=== Objective ===
Retype each entry below, keeping every character the same.

Rows from a figure dataset

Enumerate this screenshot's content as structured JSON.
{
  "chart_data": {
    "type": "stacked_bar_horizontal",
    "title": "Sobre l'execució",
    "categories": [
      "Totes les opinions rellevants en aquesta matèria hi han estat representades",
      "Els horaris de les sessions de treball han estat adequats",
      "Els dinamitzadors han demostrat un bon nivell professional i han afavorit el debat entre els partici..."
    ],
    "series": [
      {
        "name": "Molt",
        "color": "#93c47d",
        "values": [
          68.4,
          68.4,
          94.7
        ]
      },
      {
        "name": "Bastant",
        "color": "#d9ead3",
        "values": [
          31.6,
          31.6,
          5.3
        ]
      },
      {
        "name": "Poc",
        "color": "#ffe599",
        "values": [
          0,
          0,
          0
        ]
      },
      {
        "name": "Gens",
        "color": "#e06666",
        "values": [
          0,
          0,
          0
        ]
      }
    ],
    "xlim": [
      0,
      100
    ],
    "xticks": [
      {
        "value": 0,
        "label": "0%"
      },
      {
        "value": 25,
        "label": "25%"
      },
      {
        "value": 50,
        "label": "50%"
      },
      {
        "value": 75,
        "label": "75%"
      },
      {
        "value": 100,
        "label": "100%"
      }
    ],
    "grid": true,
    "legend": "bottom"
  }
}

=== Task answer ===
Enumerate this screenshot's content as structured JSON.
{
  "chart_data": {
    "type": "stacked_bar_horizontal",
    "title": "Sobre l'execució",
    "categories": [
      "Totes les opinions rellevants en aquesta matèria hi han estat representades",
      "Els horaris de les sessions de treball han estat adequats",
      "Els dinamitzadors han demostrat un bon nivell professional i han afavorit el debat entre els partici..."
    ],
    "series": [
      {
        "name": "Molt",
        "color": "#93c47d",
        "values": [
          68.4,
          68.4,
          94.7
        ]
      },
      {
        "name": "Bastant",
        "color": "#d9ead3",
        "values": [
          31.6,
          31.6,
          5.3
        ]
      },
      {
        "name": "Poc",
        "color": "#ffe599",
        "values": [
          0,
          0,
          0
        ]
      },
      {
        "name": "Gens",
        "color": "#e06666",
        "values": [
          0,
          0,
          0
        ]
      }
    ],
    "xlim": [
      0,
      100
    ],
    "xticks": [
      {
        "value": 0,
        "label": "0%"
      },
      {
        "value": 25,
        "label": "25%"
      },
      {
        "value": 50,
        "label": "50%"
      },
      {
        "value": 75,
        "label": "75%"
      },
      {
        "value": 100,
        "label": "100%"
      }
    ],
    "grid": true,
    "legend": "bottom"
  }
}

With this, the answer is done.